## Data rows:
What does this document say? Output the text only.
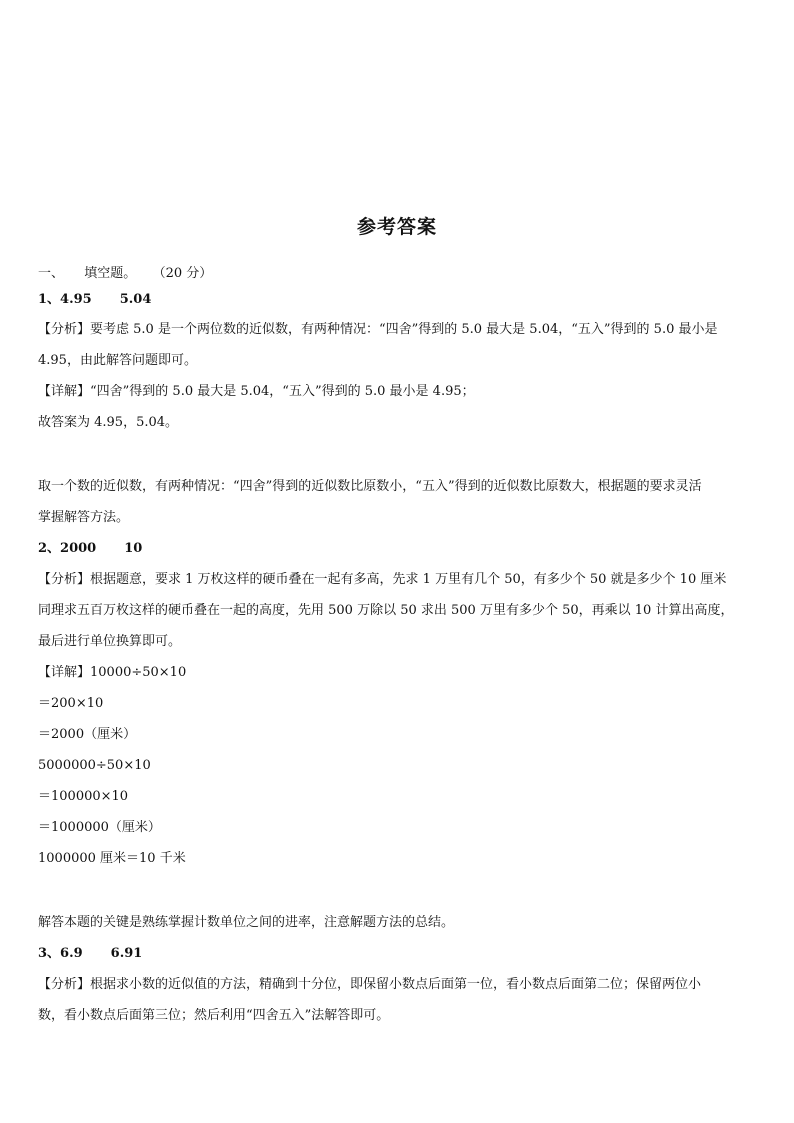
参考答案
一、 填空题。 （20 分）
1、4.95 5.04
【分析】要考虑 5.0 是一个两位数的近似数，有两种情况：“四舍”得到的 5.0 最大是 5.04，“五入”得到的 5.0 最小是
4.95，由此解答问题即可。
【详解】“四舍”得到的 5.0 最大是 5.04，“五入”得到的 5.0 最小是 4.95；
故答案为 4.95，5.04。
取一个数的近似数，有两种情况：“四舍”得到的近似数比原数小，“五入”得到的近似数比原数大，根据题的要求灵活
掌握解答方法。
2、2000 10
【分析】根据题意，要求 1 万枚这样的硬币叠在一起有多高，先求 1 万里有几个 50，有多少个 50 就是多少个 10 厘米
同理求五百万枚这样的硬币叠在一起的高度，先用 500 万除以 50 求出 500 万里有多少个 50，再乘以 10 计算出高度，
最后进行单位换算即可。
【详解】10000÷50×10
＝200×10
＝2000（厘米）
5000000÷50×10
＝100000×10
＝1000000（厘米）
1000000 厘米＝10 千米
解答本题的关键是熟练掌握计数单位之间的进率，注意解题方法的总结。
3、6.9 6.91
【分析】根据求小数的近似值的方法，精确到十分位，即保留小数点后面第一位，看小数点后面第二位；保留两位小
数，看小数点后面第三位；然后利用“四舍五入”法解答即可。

## The request:
Every line in the data that holds "有两种情况" should be copied out.

## Task output:
【分析】要考虑 5.0 是一个两位数的近似数，有两种情况：“四舍”得到的 5.0 最大是 5.04，“五入”得到的 5.0 最小是
取一个数的近似数，有两种情况：“四舍”得到的近似数比原数小，“五入”得到的近似数比原数大，根据题的要求灵活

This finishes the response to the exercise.